[Set exercise]
Images embedded in the records are excluded; print everything else exactly as given.
-- start Entries supplied --
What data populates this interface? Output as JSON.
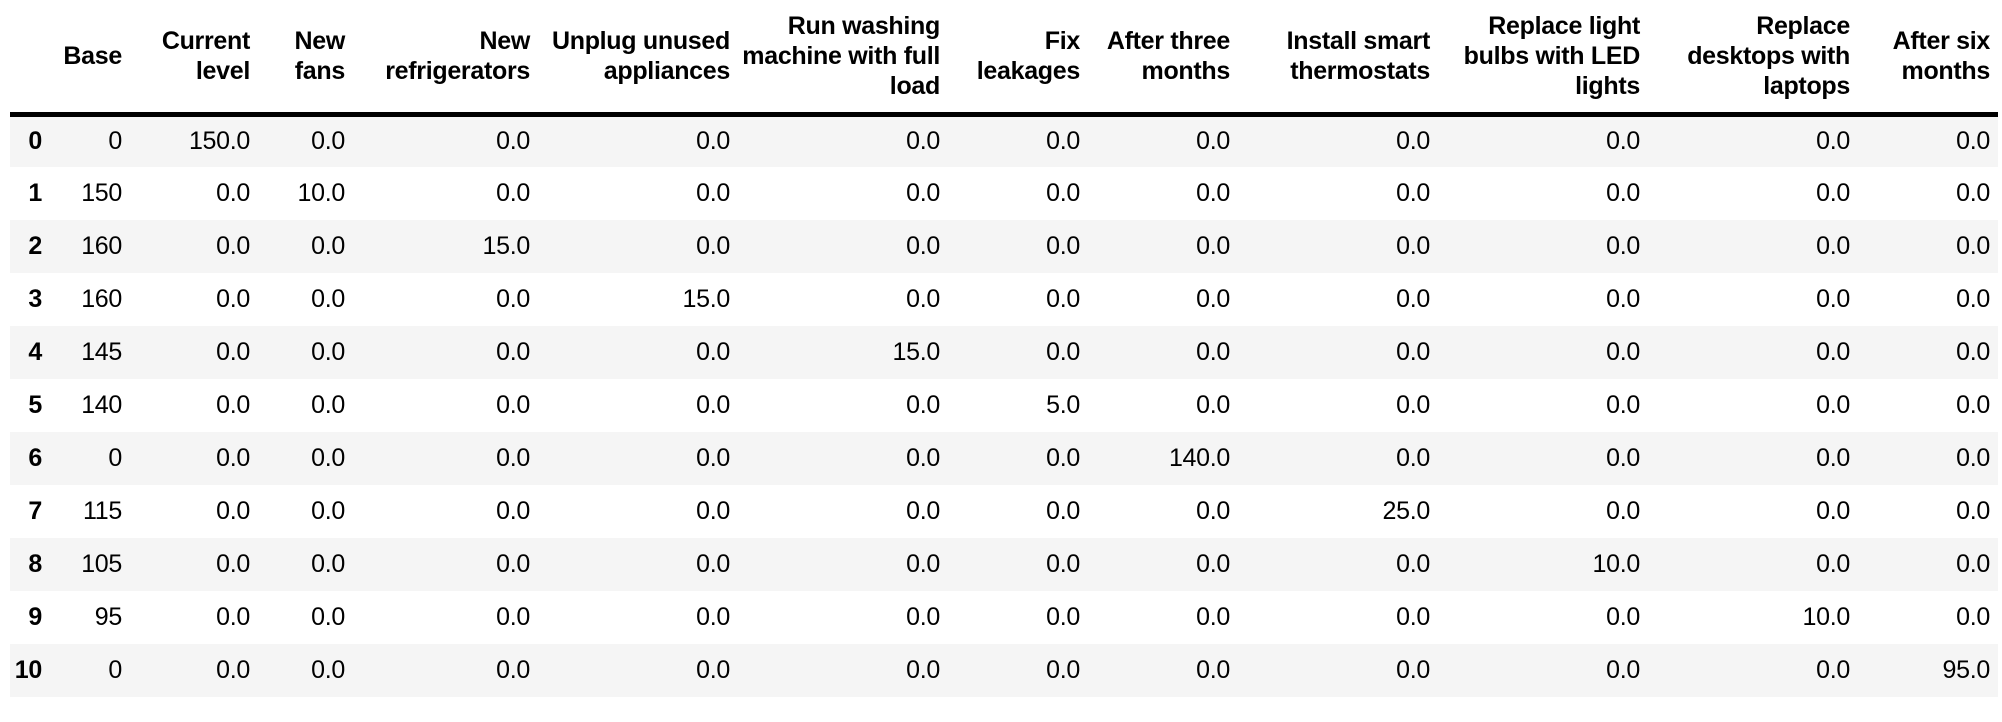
{
  "colors": {
    "stripe": "#f5f5f5",
    "header_border": "#000000",
    "text": "#000000",
    "background": "#ffffff"
  },
  "table": {
    "index_header": "",
    "columns": [
      "Base",
      "Current level",
      "New fans",
      "New refrigerators",
      "Unplug unused appliances",
      "Run washing machine with full load",
      "Fix leakages",
      "After three months",
      "Install smart thermostats",
      "Replace light bulbs with LED lights",
      "Replace desktops with laptops",
      "After six months"
    ],
    "rows": [
      {
        "index": "0",
        "values": [
          "0",
          "150.0",
          "0.0",
          "0.0",
          "0.0",
          "0.0",
          "0.0",
          "0.0",
          "0.0",
          "0.0",
          "0.0",
          "0.0"
        ]
      },
      {
        "index": "1",
        "values": [
          "150",
          "0.0",
          "10.0",
          "0.0",
          "0.0",
          "0.0",
          "0.0",
          "0.0",
          "0.0",
          "0.0",
          "0.0",
          "0.0"
        ]
      },
      {
        "index": "2",
        "values": [
          "160",
          "0.0",
          "0.0",
          "15.0",
          "0.0",
          "0.0",
          "0.0",
          "0.0",
          "0.0",
          "0.0",
          "0.0",
          "0.0"
        ]
      },
      {
        "index": "3",
        "values": [
          "160",
          "0.0",
          "0.0",
          "0.0",
          "15.0",
          "0.0",
          "0.0",
          "0.0",
          "0.0",
          "0.0",
          "0.0",
          "0.0"
        ]
      },
      {
        "index": "4",
        "values": [
          "145",
          "0.0",
          "0.0",
          "0.0",
          "0.0",
          "15.0",
          "0.0",
          "0.0",
          "0.0",
          "0.0",
          "0.0",
          "0.0"
        ]
      },
      {
        "index": "5",
        "values": [
          "140",
          "0.0",
          "0.0",
          "0.0",
          "0.0",
          "0.0",
          "5.0",
          "0.0",
          "0.0",
          "0.0",
          "0.0",
          "0.0"
        ]
      },
      {
        "index": "6",
        "values": [
          "0",
          "0.0",
          "0.0",
          "0.0",
          "0.0",
          "0.0",
          "0.0",
          "140.0",
          "0.0",
          "0.0",
          "0.0",
          "0.0"
        ]
      },
      {
        "index": "7",
        "values": [
          "115",
          "0.0",
          "0.0",
          "0.0",
          "0.0",
          "0.0",
          "0.0",
          "0.0",
          "25.0",
          "0.0",
          "0.0",
          "0.0"
        ]
      },
      {
        "index": "8",
        "values": [
          "105",
          "0.0",
          "0.0",
          "0.0",
          "0.0",
          "0.0",
          "0.0",
          "0.0",
          "0.0",
          "10.0",
          "0.0",
          "0.0"
        ]
      },
      {
        "index": "9",
        "values": [
          "95",
          "0.0",
          "0.0",
          "0.0",
          "0.0",
          "0.0",
          "0.0",
          "0.0",
          "0.0",
          "0.0",
          "10.0",
          "0.0"
        ]
      },
      {
        "index": "10",
        "values": [
          "0",
          "0.0",
          "0.0",
          "0.0",
          "0.0",
          "0.0",
          "0.0",
          "0.0",
          "0.0",
          "0.0",
          "0.0",
          "95.0"
        ]
      }
    ]
  }
}
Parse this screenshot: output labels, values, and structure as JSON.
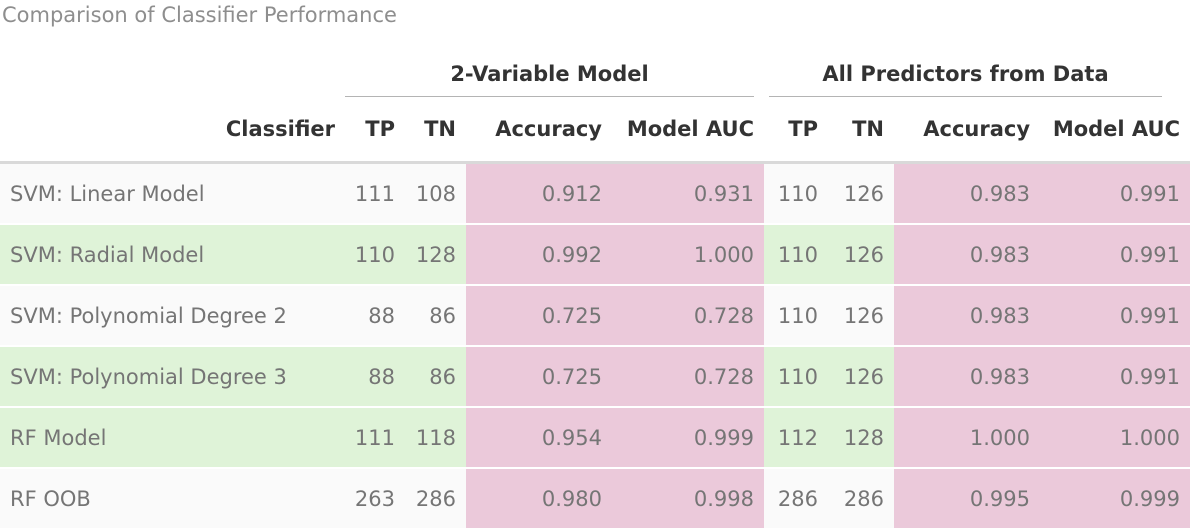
{
  "chart_data": {
    "type": "table",
    "title": "Comparison of Classifier Performance",
    "stub_header": "Classifier",
    "spanners": [
      {
        "label": "2-Variable Model",
        "columns": [
          "TP",
          "TN",
          "Accuracy",
          "Model AUC"
        ]
      },
      {
        "label": "All Predictors from Data",
        "columns": [
          "TP",
          "TN",
          "Accuracy",
          "Model AUC"
        ]
      }
    ],
    "columns": [
      "TP",
      "TN",
      "Accuracy",
      "Model AUC",
      "TP",
      "TN",
      "Accuracy",
      "Model AUC"
    ],
    "rows": [
      {
        "classifier": "SVM: Linear Model",
        "highlighted": false,
        "values": [
          "111",
          "108",
          "0.912",
          "0.931",
          "110",
          "126",
          "0.983",
          "0.991"
        ]
      },
      {
        "classifier": "SVM: Radial Model",
        "highlighted": true,
        "values": [
          "110",
          "128",
          "0.992",
          "1.000",
          "110",
          "126",
          "0.983",
          "0.991"
        ]
      },
      {
        "classifier": "SVM: Polynomial Degree 2",
        "highlighted": false,
        "values": [
          "88",
          "86",
          "0.725",
          "0.728",
          "110",
          "126",
          "0.983",
          "0.991"
        ]
      },
      {
        "classifier": "SVM: Polynomial Degree 3",
        "highlighted": true,
        "values": [
          "88",
          "86",
          "0.725",
          "0.728",
          "110",
          "126",
          "0.983",
          "0.991"
        ]
      },
      {
        "classifier": "RF Model",
        "highlighted": true,
        "values": [
          "111",
          "118",
          "0.954",
          "0.999",
          "112",
          "128",
          "1.000",
          "1.000"
        ]
      },
      {
        "classifier": "RF OOB",
        "highlighted": false,
        "values": [
          "263",
          "286",
          "0.980",
          "0.998",
          "286",
          "286",
          "0.995",
          "0.999"
        ]
      }
    ],
    "colors": {
      "highlight_green": "#dff3d8",
      "metric_pink": "#ebc9da",
      "plain_row": "#fafafa",
      "header_text": "#333333",
      "body_text": "#757575",
      "title_text": "#8e8e8e",
      "header_rule": "#d9d9d9",
      "spanner_rule": "#b4b4b4"
    },
    "layout": {
      "grid": "off",
      "legend": "none"
    }
  }
}
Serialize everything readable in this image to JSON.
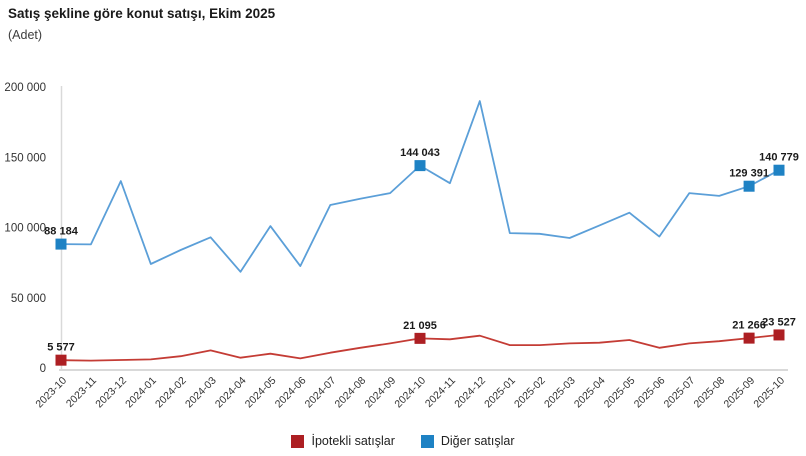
-- end Entries supplied --
[Answer for the task]
What data populates this interface? Output as JSON.
{
  "colors": {
    "stripe": "#f5f5f5",
    "header_border": "#000000",
    "text": "#000000",
    "background": "#ffffff"
  },
  "table": {
    "index_header": "",
    "columns": [
      "Base",
      "Current level",
      "New fans",
      "New refrigerators",
      "Unplug unused appliances",
      "Run washing machine with full load",
      "Fix leakages",
      "After three months",
      "Install smart thermostats",
      "Replace light bulbs with LED lights",
      "Replace desktops with laptops",
      "After six months"
    ],
    "rows": [
      {
        "index": "0",
        "values": [
          "0",
          "150.0",
          "0.0",
          "0.0",
          "0.0",
          "0.0",
          "0.0",
          "0.0",
          "0.0",
          "0.0",
          "0.0",
          "0.0"
        ]
      },
      {
        "index": "1",
        "values": [
          "150",
          "0.0",
          "10.0",
          "0.0",
          "0.0",
          "0.0",
          "0.0",
          "0.0",
          "0.0",
          "0.0",
          "0.0",
          "0.0"
        ]
      },
      {
        "index": "2",
        "values": [
          "160",
          "0.0",
          "0.0",
          "15.0",
          "0.0",
          "0.0",
          "0.0",
          "0.0",
          "0.0",
          "0.0",
          "0.0",
          "0.0"
        ]
      },
      {
        "index": "3",
        "values": [
          "160",
          "0.0",
          "0.0",
          "0.0",
          "15.0",
          "0.0",
          "0.0",
          "0.0",
          "0.0",
          "0.0",
          "0.0",
          "0.0"
        ]
      },
      {
        "index": "4",
        "values": [
          "145",
          "0.0",
          "0.0",
          "0.0",
          "0.0",
          "15.0",
          "0.0",
          "0.0",
          "0.0",
          "0.0",
          "0.0",
          "0.0"
        ]
      },
      {
        "index": "5",
        "values": [
          "140",
          "0.0",
          "0.0",
          "0.0",
          "0.0",
          "0.0",
          "5.0",
          "0.0",
          "0.0",
          "0.0",
          "0.0",
          "0.0"
        ]
      },
      {
        "index": "6",
        "values": [
          "0",
          "0.0",
          "0.0",
          "0.0",
          "0.0",
          "0.0",
          "0.0",
          "140.0",
          "0.0",
          "0.0",
          "0.0",
          "0.0"
        ]
      },
      {
        "index": "7",
        "values": [
          "115",
          "0.0",
          "0.0",
          "0.0",
          "0.0",
          "0.0",
          "0.0",
          "0.0",
          "25.0",
          "0.0",
          "0.0",
          "0.0"
        ]
      },
      {
        "index": "8",
        "values": [
          "105",
          "0.0",
          "0.0",
          "0.0",
          "0.0",
          "0.0",
          "0.0",
          "0.0",
          "0.0",
          "10.0",
          "0.0",
          "0.0"
        ]
      },
      {
        "index": "9",
        "values": [
          "95",
          "0.0",
          "0.0",
          "0.0",
          "0.0",
          "0.0",
          "0.0",
          "0.0",
          "0.0",
          "0.0",
          "10.0",
          "0.0"
        ]
      },
      {
        "index": "10",
        "values": [
          "0",
          "0.0",
          "0.0",
          "0.0",
          "0.0",
          "0.0",
          "0.0",
          "0.0",
          "0.0",
          "0.0",
          "0.0",
          "95.0"
        ]
      }
    ]
  }
}
Parse this screenshot: output labels, values, and structure as JSON.
{
  "chart_data": {
    "type": "table",
    "title": "Comparison of Classifier Performance",
    "stub_header": "Classifier",
    "spanners": [
      {
        "label": "2-Variable Model",
        "columns": [
          "TP",
          "TN",
          "Accuracy",
          "Model AUC"
        ]
      },
      {
        "label": "All Predictors from Data",
        "columns": [
          "TP",
          "TN",
          "Accuracy",
          "Model AUC"
        ]
      }
    ],
    "columns": [
      "TP",
      "TN",
      "Accuracy",
      "Model AUC",
      "TP",
      "TN",
      "Accuracy",
      "Model AUC"
    ],
    "rows": [
      {
        "classifier": "SVM: Linear Model",
        "highlighted": false,
        "values": [
          "111",
          "108",
          "0.912",
          "0.931",
          "110",
          "126",
          "0.983",
          "0.991"
        ]
      },
      {
        "classifier": "SVM: Radial Model",
        "highlighted": true,
        "values": [
          "110",
          "128",
          "0.992",
          "1.000",
          "110",
          "126",
          "0.983",
          "0.991"
        ]
      },
      {
        "classifier": "SVM: Polynomial Degree 2",
        "highlighted": false,
        "values": [
          "88",
          "86",
          "0.725",
          "0.728",
          "110",
          "126",
          "0.983",
          "0.991"
        ]
      },
      {
        "classifier": "SVM: Polynomial Degree 3",
        "highlighted": true,
        "values": [
          "88",
          "86",
          "0.725",
          "0.728",
          "110",
          "126",
          "0.983",
          "0.991"
        ]
      },
      {
        "classifier": "RF Model",
        "highlighted": true,
        "values": [
          "111",
          "118",
          "0.954",
          "0.999",
          "112",
          "128",
          "1.000",
          "1.000"
        ]
      },
      {
        "classifier": "RF OOB",
        "highlighted": false,
        "values": [
          "263",
          "286",
          "0.980",
          "0.998",
          "286",
          "286",
          "0.995",
          "0.999"
        ]
      }
    ],
    "colors": {
      "highlight_green": "#dff3d8",
      "metric_pink": "#ebc9da",
      "plain_row": "#fafafa",
      "header_text": "#333333",
      "body_text": "#757575",
      "title_text": "#8e8e8e",
      "header_rule": "#d9d9d9",
      "spanner_rule": "#b4b4b4"
    },
    "layout": {
      "grid": "off",
      "legend": "none"
    }
  }
}
Serialize everything readable in this image to JSON.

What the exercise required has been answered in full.